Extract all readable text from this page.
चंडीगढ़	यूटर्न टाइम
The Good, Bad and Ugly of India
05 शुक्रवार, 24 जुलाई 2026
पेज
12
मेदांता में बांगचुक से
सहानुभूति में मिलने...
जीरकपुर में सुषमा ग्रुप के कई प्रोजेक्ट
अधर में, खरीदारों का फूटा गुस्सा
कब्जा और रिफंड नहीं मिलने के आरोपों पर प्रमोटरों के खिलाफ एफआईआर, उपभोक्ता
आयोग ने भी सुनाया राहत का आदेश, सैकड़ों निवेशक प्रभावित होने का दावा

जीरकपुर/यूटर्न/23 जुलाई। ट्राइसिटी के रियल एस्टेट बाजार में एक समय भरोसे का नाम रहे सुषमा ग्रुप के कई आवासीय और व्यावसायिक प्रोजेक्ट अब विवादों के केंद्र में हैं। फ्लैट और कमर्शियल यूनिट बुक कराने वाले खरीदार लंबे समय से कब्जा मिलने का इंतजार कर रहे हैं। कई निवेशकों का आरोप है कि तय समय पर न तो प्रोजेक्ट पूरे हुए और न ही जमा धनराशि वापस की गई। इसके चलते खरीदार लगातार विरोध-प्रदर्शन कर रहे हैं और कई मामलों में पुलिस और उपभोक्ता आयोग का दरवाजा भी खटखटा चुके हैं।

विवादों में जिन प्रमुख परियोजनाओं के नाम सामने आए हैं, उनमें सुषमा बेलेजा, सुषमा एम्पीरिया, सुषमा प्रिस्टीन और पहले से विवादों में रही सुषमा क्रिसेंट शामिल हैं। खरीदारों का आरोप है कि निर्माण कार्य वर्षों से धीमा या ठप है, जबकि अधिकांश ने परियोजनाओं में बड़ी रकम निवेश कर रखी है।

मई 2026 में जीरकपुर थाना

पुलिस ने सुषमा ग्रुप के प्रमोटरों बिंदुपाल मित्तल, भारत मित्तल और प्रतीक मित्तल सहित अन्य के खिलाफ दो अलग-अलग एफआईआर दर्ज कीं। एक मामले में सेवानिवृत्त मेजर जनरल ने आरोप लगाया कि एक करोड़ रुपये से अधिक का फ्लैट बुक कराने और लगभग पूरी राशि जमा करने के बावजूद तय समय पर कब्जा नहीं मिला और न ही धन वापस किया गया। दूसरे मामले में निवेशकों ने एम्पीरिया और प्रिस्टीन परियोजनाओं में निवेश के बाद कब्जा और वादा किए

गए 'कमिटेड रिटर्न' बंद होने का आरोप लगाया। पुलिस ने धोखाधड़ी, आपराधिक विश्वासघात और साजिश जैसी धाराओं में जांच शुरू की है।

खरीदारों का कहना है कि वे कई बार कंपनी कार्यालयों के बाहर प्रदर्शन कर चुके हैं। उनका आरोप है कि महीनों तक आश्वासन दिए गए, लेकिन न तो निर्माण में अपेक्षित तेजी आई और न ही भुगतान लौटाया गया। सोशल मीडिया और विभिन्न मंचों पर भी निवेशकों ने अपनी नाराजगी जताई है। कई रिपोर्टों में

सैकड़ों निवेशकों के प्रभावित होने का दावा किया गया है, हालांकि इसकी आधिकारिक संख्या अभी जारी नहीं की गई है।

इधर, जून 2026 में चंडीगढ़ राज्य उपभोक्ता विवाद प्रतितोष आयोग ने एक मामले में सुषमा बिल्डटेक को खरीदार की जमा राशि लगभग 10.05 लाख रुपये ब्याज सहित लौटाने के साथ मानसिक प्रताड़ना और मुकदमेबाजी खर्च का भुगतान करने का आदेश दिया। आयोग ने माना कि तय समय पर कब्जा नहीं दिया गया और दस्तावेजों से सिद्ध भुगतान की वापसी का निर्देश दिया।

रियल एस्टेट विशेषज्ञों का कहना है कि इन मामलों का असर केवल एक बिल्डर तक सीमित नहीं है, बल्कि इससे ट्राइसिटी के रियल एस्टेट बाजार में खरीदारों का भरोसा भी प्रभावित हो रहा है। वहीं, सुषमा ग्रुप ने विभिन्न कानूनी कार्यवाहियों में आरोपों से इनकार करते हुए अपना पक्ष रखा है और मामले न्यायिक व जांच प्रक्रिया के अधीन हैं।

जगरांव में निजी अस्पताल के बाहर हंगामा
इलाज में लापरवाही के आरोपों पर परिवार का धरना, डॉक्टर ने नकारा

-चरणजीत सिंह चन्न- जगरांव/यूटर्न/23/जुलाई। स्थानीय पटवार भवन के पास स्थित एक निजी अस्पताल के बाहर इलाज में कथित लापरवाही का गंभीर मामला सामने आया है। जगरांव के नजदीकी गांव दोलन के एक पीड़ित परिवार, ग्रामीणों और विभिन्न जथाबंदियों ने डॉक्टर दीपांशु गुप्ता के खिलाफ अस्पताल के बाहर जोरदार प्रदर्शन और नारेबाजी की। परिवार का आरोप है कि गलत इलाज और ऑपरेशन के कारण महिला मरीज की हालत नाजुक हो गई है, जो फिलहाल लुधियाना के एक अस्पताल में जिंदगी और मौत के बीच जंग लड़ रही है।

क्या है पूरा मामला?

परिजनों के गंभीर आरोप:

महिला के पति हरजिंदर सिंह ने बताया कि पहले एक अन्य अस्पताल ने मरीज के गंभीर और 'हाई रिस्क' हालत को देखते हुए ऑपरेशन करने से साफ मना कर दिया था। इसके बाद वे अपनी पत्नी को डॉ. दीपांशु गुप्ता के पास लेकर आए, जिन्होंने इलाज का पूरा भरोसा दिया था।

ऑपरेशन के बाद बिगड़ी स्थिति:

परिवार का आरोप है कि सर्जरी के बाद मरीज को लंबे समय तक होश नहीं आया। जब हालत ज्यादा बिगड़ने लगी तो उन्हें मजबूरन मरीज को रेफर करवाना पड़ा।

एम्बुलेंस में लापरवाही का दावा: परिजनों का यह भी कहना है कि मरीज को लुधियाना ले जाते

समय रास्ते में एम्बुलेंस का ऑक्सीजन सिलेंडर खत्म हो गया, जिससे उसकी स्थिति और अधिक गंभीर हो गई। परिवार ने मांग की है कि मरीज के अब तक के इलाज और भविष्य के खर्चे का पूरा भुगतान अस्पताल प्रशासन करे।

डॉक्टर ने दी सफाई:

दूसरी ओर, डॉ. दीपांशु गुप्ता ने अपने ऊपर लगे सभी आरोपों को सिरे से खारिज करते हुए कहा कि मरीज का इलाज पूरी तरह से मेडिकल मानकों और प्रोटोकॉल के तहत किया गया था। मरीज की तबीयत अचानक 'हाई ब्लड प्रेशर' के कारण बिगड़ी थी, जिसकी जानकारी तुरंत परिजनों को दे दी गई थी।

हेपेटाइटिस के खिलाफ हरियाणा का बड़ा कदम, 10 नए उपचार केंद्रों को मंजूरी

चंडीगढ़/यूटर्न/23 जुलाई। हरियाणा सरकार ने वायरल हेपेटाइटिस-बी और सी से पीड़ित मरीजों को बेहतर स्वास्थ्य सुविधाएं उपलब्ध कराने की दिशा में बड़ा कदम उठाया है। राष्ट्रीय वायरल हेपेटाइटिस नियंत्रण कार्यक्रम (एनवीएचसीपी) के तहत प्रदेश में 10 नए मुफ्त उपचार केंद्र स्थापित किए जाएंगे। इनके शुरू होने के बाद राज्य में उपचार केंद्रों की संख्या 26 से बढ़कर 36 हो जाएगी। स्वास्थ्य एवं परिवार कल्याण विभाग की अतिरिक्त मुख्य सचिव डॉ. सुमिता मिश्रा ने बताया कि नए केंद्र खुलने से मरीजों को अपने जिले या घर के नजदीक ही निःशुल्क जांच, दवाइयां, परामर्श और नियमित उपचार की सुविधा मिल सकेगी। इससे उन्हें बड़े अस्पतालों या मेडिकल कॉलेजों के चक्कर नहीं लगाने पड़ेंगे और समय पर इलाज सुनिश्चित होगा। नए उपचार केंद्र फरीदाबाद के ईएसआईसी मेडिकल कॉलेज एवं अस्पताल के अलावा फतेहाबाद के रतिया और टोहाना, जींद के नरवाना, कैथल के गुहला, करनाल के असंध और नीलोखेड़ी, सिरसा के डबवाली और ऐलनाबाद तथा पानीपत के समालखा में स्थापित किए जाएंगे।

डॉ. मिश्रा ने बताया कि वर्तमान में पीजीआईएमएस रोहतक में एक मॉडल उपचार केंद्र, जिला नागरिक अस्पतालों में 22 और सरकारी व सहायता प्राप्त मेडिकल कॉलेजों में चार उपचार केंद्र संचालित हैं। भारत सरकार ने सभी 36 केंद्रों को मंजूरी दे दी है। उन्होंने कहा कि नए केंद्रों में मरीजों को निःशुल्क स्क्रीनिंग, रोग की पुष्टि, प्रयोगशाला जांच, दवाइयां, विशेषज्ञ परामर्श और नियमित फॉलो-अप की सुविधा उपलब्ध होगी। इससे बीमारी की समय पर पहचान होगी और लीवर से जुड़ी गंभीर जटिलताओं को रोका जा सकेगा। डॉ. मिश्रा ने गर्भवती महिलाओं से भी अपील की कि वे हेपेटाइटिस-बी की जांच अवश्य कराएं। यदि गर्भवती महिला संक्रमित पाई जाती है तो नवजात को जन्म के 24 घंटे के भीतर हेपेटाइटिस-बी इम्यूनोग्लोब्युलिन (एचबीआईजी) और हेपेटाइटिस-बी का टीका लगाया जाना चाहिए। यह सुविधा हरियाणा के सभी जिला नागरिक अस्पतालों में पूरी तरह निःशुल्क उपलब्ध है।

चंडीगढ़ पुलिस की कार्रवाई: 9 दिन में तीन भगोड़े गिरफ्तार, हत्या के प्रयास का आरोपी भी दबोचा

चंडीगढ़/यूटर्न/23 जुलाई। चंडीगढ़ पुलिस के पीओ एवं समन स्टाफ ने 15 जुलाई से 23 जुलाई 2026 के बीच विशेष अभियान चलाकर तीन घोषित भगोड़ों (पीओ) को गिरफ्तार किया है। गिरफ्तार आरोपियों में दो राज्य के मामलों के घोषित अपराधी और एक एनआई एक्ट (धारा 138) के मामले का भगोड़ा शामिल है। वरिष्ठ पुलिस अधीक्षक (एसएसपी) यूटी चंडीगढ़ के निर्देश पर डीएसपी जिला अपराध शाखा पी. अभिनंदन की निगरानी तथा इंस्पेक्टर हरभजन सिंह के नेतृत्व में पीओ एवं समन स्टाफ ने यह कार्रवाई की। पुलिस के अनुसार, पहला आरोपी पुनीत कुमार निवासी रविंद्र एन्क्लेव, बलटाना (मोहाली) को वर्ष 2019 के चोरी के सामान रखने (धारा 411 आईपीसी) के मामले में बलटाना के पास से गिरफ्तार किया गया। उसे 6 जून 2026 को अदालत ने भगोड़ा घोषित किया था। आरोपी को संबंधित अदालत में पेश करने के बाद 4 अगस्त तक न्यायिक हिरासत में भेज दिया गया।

━━━

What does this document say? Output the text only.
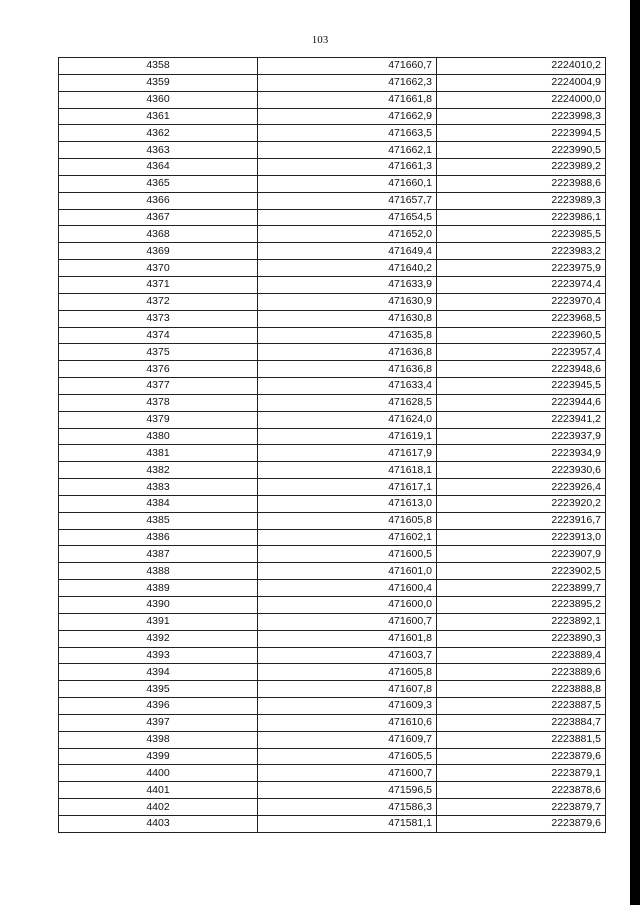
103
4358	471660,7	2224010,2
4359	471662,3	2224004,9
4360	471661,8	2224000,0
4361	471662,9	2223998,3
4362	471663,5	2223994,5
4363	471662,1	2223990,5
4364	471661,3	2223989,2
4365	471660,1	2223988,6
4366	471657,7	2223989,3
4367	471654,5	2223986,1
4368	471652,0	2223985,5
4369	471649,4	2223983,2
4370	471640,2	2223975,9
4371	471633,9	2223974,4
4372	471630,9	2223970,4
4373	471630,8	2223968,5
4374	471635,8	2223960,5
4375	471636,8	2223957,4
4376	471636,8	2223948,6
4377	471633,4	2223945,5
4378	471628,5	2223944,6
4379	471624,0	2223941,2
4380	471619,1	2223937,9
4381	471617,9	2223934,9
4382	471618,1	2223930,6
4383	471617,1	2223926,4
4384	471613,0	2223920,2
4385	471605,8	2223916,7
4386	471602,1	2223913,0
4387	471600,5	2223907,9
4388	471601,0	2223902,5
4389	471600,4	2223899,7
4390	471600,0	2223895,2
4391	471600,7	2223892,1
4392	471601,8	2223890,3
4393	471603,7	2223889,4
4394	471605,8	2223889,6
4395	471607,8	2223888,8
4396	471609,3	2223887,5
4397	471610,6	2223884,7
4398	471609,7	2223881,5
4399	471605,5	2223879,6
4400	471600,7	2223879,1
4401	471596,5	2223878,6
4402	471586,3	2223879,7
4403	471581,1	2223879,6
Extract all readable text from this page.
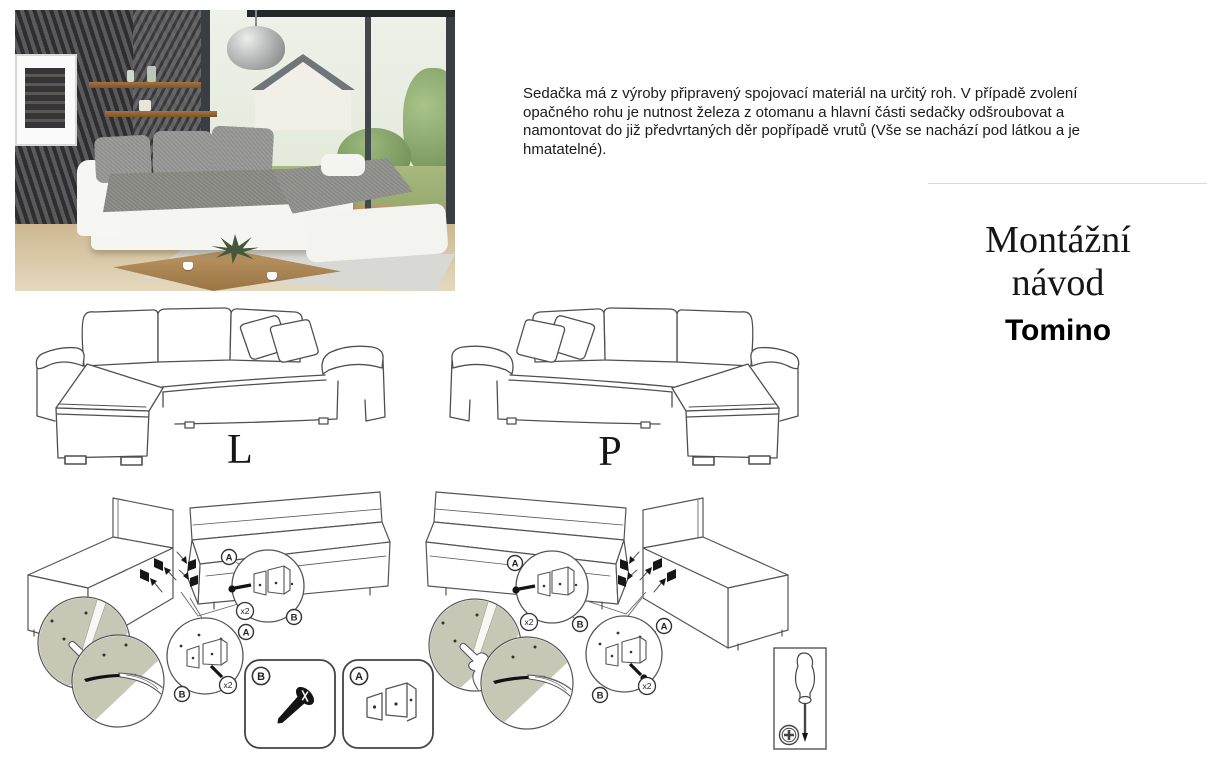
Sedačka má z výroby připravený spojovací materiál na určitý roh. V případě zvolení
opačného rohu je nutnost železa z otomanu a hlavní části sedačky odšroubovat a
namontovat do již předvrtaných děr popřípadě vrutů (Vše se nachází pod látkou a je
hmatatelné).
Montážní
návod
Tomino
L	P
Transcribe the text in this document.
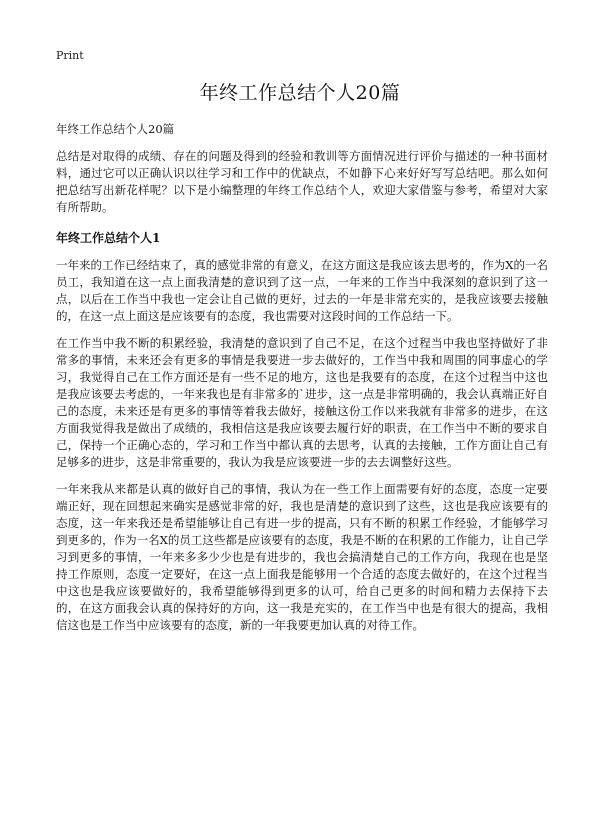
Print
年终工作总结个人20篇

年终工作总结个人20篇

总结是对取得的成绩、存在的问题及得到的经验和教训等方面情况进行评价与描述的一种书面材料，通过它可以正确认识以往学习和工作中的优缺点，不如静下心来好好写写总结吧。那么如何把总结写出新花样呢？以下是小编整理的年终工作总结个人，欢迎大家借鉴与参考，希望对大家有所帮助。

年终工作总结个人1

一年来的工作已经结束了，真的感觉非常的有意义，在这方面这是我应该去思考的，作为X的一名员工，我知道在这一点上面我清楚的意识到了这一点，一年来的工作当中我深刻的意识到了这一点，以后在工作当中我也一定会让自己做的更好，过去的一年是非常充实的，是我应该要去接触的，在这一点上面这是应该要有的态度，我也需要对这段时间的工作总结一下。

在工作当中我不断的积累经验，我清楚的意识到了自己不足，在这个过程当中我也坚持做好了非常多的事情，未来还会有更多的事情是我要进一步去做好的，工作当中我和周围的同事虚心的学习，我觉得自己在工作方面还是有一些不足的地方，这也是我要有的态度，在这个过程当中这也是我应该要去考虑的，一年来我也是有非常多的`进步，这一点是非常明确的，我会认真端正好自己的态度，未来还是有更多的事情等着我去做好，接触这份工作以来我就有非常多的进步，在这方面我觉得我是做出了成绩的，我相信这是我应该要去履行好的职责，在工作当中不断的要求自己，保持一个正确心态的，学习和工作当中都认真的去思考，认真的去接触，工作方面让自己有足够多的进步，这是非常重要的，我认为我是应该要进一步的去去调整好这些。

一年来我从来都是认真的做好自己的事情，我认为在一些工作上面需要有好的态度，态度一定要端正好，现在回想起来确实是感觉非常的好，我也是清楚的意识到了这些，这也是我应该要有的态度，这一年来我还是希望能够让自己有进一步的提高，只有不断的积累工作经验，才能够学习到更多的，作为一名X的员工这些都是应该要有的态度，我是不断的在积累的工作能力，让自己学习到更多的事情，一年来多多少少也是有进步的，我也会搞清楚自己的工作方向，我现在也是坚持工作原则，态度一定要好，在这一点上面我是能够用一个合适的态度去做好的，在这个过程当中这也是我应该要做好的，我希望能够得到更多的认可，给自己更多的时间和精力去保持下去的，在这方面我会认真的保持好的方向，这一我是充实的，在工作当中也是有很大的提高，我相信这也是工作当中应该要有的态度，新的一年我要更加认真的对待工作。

━━━

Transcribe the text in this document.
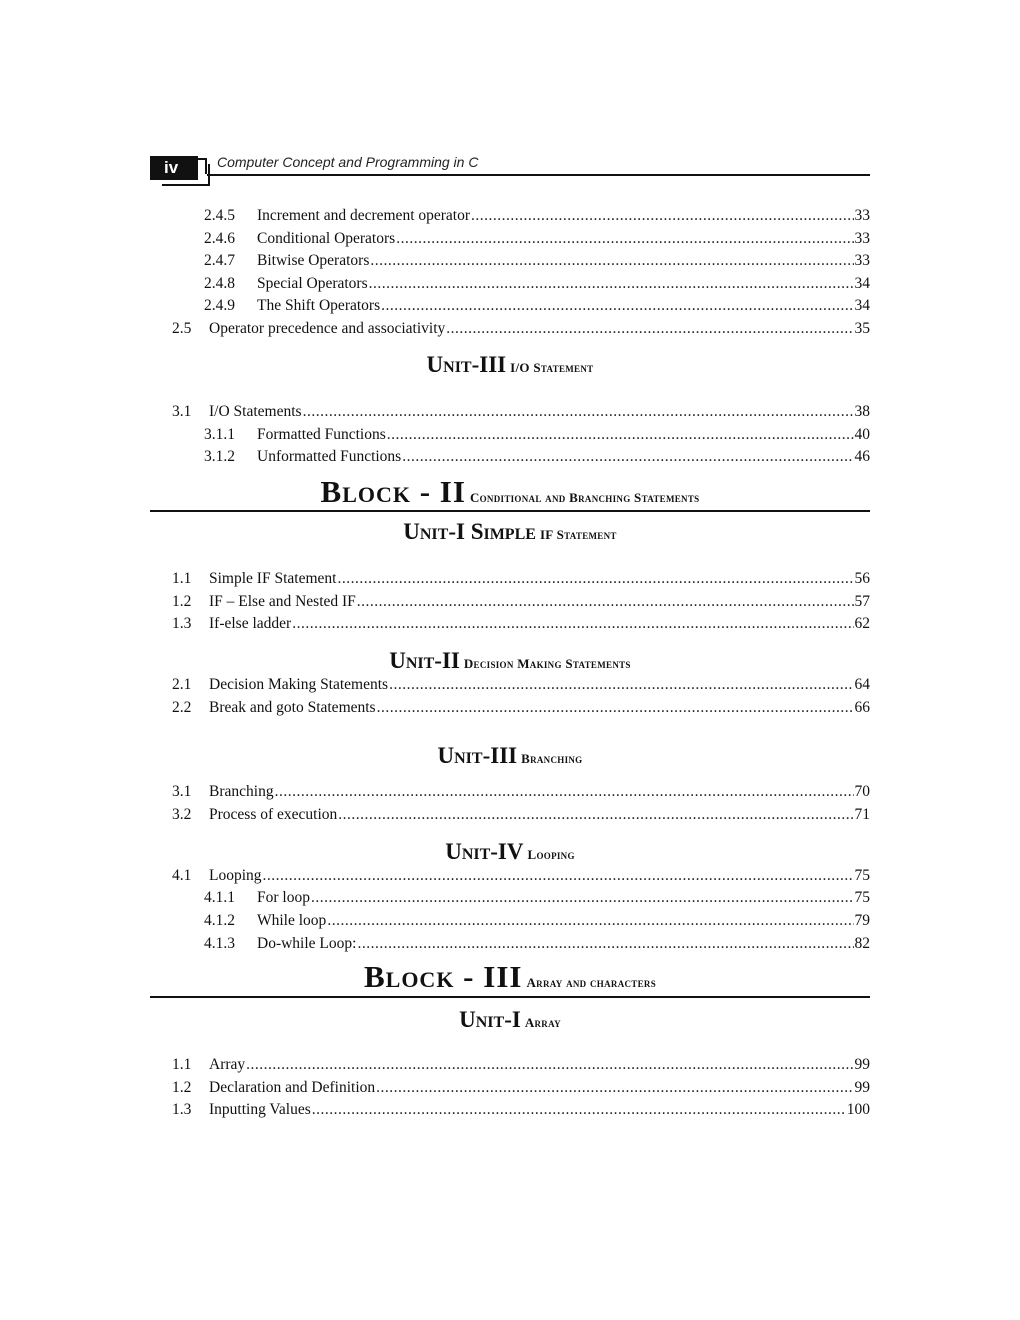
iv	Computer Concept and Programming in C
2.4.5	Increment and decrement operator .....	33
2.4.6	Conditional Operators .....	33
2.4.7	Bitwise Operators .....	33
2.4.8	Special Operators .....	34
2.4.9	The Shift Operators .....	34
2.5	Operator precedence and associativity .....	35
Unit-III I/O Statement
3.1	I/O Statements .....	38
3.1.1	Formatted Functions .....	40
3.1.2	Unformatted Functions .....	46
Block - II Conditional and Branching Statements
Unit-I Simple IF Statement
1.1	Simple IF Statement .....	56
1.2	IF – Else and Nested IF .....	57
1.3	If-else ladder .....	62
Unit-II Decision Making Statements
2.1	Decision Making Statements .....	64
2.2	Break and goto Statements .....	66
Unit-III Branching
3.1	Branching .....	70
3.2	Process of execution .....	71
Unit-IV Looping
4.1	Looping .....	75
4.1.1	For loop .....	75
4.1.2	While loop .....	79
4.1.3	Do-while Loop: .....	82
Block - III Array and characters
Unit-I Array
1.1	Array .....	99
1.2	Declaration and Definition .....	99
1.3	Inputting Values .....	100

━━━

TO DO
Report how many lines in the listing include the word "Branching". Give nothing but the count.

REPLY TO THE TASK
3